2.8. CONVERSION OF MERGER SUB'S SHARES. Each share of the common stock,
$0.01 par value per share, of Merger Sub that was issued and outstanding
immediately before the Effective Time will be converted into and become one
share of the common stock, no par value per share, of the Surviving Corporation.
2.9. DISCHARGE OF INDEBTEDNESS AND LIABILITIES. At the Closing:
(a) UroMed shall pay and discharge one million dollars ($1,000,000) of the
Company's existing Indebtedness to Xxxxxx Xxxxxx ("XXXXXX") by (i) transfer to
Xxxxxx of $500,000 in immediately available funds and (ii) issuance to Xxxxxx of
a $460,000 promissory note in the form of EXHIBIT F attached hereto. The Company
will obtain and deliver at the Closing a pay-off letter, in form and substance
satisfactory to UroMed, from Xxxxxx acknowledging satisfaction in full of this
Indebtedness;
(b) UroMed shall discharge one hundred eighty nine thousand dollars
($189,000) in the existing Indebtedness of the Company to L. Xxx Xxxxx ("XXXXX")
by issuing to Xxxxx 79,578 shares of UroMed Common Stock and by paying Xxxxx the
fractional share payment, if any, payable in connection with such issuance as
determined in accordance with Section 3.6 of this Agreement. The Company will
obtain and deliver at the Closing a pay-off letter from Xxxxx, in form and
substance satisfactory to UroMed, consenting to the issuance of UroMed Common
Stock in accordance with this Section in exchange for the discharge of the
Company's Indebtedness to him and acknowledging satisfaction in full of all
Indebtedness of the Company to him.

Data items
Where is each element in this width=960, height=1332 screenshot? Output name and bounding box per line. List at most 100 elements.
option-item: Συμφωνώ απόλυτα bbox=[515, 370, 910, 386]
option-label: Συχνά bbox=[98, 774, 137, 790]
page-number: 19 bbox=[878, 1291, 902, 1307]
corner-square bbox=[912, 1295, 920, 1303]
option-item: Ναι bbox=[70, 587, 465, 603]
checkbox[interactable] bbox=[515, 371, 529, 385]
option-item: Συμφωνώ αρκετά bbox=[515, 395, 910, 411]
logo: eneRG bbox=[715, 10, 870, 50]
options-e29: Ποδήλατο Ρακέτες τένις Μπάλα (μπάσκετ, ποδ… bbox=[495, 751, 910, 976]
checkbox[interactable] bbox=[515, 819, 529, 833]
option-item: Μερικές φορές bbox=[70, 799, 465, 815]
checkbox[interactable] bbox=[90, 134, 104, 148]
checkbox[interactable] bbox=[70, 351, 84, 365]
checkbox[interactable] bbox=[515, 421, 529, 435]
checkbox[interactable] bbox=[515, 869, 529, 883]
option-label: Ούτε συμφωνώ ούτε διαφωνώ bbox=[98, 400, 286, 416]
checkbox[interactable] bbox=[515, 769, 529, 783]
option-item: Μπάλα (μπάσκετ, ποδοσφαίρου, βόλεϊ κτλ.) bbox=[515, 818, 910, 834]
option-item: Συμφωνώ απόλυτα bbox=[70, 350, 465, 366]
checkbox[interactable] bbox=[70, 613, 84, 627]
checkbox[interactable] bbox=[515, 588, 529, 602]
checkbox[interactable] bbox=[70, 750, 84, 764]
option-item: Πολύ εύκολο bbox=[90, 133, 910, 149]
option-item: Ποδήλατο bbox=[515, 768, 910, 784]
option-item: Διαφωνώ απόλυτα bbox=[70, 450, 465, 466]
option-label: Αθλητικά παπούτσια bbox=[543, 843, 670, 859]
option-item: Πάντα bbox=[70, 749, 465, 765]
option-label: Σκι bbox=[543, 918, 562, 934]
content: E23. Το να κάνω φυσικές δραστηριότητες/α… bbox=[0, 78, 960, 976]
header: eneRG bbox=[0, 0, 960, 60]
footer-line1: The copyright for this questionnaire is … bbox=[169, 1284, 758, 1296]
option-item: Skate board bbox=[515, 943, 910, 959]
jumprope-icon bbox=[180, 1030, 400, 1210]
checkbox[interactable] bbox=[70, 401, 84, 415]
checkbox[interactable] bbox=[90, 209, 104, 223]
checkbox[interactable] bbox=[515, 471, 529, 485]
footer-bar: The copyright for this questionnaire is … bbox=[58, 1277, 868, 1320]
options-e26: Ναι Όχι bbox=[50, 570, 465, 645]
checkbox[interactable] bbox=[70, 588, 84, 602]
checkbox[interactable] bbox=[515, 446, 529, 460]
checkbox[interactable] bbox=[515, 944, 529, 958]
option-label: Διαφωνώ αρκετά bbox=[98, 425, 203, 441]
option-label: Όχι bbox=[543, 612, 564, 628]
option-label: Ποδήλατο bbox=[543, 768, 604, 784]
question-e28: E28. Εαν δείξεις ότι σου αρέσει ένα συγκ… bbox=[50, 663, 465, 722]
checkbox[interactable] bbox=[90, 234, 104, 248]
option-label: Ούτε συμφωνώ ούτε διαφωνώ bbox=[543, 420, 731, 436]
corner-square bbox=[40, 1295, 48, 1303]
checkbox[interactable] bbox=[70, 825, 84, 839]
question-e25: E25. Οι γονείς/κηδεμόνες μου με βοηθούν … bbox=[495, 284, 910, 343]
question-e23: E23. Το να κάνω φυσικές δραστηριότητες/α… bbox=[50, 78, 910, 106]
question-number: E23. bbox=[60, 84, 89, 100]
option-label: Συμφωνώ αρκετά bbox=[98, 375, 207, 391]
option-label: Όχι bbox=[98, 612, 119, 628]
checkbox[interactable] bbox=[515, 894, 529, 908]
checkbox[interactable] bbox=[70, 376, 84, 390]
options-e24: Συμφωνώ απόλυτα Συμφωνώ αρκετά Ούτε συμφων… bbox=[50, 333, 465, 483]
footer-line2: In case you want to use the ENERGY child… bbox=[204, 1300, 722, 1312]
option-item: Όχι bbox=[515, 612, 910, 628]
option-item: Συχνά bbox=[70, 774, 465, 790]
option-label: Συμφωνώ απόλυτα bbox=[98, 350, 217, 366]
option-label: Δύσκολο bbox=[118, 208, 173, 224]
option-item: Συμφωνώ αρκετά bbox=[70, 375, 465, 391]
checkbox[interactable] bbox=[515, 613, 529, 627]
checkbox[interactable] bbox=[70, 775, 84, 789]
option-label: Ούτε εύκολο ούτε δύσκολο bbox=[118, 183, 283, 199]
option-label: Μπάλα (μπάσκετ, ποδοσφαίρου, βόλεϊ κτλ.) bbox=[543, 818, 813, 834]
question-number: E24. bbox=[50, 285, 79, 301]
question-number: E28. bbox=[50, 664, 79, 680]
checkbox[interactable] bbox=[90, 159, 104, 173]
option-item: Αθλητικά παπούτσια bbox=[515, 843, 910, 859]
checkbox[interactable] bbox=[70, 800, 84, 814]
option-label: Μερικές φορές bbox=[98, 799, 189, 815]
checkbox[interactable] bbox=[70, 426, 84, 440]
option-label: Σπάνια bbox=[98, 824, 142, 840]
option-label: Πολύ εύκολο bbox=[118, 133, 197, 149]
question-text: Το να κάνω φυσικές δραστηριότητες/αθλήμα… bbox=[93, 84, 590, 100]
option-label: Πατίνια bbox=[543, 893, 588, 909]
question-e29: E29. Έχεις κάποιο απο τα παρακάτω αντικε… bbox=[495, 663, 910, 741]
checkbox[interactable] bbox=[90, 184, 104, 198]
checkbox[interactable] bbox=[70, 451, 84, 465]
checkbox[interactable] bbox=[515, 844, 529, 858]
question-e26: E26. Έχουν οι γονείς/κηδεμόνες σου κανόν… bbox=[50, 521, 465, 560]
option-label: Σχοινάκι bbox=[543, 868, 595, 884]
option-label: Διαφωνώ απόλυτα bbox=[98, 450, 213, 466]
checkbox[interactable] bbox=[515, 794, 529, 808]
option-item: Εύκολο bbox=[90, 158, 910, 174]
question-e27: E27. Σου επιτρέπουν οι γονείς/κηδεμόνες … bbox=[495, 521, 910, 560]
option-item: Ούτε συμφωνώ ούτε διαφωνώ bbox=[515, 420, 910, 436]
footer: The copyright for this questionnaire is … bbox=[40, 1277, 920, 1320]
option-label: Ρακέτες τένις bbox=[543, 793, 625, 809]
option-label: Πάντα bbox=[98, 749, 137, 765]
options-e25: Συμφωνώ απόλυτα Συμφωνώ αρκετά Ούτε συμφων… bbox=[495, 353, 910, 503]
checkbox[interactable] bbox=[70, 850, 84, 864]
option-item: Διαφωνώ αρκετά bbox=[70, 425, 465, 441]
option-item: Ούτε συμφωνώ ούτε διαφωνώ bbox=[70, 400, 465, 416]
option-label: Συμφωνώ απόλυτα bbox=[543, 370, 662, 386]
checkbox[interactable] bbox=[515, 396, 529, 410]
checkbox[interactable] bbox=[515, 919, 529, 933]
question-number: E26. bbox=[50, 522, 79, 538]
---
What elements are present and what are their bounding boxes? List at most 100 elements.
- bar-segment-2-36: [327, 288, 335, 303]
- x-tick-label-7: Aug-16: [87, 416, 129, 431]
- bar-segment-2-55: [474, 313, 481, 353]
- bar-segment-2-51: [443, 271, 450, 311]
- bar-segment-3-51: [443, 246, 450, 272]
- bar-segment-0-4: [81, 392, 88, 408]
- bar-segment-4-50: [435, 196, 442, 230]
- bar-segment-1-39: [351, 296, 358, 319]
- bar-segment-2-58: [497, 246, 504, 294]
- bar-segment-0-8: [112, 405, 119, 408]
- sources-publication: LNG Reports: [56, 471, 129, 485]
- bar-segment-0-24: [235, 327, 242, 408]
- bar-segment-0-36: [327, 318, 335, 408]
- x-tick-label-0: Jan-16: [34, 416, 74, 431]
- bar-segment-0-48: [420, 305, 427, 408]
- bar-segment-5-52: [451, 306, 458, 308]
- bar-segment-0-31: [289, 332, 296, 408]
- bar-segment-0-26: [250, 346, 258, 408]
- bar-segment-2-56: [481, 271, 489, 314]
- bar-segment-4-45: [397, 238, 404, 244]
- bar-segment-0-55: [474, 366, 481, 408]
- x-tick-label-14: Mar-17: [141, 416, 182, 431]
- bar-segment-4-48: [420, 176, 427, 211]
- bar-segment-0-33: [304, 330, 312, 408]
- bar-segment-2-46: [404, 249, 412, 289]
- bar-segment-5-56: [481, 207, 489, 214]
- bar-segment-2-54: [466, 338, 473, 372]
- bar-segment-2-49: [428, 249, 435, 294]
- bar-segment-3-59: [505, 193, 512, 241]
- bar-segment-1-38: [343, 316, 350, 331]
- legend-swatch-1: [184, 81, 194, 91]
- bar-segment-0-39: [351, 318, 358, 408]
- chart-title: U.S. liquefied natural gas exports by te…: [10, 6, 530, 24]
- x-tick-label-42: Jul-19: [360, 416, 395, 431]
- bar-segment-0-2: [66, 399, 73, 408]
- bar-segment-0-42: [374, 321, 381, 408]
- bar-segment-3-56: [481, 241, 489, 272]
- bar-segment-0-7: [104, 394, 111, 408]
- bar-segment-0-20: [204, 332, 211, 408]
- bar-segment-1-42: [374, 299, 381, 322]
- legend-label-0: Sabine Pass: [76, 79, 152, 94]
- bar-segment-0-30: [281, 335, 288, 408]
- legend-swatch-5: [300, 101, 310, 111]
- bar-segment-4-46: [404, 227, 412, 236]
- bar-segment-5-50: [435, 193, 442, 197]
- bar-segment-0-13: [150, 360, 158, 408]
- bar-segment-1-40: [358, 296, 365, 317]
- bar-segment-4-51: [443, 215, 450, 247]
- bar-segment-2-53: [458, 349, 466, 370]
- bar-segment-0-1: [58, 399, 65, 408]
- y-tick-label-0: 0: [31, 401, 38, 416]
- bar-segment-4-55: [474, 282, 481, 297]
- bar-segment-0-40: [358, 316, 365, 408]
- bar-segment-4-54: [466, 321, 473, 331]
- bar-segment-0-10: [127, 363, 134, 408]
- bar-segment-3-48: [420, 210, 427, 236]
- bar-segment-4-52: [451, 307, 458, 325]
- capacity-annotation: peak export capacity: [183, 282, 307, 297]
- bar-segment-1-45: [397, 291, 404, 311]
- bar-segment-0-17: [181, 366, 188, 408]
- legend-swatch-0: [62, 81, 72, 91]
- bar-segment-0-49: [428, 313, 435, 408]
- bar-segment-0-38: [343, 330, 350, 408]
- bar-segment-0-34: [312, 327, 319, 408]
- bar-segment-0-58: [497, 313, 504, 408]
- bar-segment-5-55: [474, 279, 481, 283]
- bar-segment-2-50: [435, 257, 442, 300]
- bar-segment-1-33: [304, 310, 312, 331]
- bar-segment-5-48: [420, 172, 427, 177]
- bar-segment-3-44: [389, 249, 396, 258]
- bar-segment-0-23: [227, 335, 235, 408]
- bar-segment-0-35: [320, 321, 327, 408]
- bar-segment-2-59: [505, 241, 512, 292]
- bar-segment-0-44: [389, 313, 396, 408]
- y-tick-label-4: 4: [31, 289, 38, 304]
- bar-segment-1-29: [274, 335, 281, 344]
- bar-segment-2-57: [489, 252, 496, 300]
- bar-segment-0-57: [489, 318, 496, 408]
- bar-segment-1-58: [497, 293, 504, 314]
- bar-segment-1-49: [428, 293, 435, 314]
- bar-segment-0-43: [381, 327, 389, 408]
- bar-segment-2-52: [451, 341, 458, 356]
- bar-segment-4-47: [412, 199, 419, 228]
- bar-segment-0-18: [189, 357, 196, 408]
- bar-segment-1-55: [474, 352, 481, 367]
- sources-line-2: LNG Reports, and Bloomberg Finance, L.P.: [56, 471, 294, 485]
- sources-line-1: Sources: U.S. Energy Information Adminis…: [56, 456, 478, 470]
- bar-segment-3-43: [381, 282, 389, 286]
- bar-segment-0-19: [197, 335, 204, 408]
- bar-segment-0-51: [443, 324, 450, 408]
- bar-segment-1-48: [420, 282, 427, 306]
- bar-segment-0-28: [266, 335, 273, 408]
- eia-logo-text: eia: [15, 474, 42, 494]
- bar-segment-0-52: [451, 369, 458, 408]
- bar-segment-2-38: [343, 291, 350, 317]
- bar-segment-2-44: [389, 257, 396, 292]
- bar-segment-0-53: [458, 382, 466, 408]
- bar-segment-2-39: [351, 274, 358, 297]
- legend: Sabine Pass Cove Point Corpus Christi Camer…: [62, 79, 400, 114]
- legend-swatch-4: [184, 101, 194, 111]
==
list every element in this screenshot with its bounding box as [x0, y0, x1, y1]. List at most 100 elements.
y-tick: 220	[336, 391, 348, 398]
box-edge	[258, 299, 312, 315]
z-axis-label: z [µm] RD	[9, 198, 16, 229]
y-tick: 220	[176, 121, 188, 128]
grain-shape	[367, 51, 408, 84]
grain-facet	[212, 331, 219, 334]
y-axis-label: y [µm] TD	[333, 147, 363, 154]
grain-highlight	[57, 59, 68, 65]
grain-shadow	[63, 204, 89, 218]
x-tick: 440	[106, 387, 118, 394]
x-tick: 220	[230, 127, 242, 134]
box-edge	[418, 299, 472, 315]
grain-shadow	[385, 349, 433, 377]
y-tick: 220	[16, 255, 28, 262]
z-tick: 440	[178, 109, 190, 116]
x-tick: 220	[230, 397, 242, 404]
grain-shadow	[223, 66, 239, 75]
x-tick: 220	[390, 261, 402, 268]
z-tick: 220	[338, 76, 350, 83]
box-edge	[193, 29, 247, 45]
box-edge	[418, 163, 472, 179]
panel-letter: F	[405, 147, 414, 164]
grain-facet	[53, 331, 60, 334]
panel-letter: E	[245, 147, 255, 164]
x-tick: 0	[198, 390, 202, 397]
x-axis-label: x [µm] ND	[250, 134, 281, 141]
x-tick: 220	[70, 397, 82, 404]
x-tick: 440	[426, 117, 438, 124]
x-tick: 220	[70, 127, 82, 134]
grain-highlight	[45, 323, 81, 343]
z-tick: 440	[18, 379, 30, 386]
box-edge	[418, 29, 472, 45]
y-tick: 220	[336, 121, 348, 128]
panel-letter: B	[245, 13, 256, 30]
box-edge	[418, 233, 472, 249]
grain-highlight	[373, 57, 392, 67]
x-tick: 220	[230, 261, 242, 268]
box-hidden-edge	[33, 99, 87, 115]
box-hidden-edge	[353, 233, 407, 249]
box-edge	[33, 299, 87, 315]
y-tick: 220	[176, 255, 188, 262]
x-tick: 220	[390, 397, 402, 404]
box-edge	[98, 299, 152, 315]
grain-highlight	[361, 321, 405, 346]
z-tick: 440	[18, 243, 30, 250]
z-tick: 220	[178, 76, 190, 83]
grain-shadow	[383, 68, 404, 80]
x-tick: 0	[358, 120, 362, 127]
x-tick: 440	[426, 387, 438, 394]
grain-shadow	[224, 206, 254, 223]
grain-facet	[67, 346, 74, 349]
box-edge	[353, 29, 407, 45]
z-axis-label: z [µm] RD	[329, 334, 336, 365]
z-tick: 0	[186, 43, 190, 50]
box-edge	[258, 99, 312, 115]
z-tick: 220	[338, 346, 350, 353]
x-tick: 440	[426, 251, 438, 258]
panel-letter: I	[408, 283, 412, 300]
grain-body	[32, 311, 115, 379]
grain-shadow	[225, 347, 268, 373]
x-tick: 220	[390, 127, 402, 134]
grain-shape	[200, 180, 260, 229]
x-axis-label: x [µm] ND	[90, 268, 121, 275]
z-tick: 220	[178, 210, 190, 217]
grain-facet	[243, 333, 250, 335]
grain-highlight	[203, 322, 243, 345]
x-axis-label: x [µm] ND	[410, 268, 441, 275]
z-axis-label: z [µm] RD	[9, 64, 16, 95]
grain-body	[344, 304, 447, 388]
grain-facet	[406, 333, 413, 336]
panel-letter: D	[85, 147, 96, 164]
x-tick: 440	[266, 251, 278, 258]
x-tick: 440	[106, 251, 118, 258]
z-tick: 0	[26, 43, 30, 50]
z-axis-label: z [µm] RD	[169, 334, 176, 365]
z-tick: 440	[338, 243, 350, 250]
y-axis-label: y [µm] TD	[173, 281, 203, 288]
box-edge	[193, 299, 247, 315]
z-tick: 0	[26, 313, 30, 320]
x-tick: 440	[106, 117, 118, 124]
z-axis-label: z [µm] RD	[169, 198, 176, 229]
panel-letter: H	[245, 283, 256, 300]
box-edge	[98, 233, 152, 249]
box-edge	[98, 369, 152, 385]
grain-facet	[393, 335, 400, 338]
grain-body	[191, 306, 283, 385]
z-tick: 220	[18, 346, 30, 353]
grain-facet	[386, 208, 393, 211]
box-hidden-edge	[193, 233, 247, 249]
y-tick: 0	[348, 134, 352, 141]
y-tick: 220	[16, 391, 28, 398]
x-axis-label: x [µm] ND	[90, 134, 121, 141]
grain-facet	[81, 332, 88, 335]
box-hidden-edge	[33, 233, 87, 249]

**Instructions to follow:** Reproduce word for word the part of the merger agreement excerpt starting at "by issuing to" and ending at "Company to him.".

**Task answer:**
by issuing to Xxxxx 79,578 shares of UroMed Common Stock and by paying Xxxxx the
fractional share payment, if any, payable in connection with such issuance as
determined in accordance with Section 3.6 of this Agreement. The Company will
obtain and deliver at the Closing a pay-off letter from Xxxxx, in form and
substance satisfactory to UroMed, consenting to the issuance of UroMed Common
Stock in accordance with this Section in exchange for the discharge of the
Company's Indebtedness to him and acknowledging satisfaction in full of all
Indebtedness of the Company to him.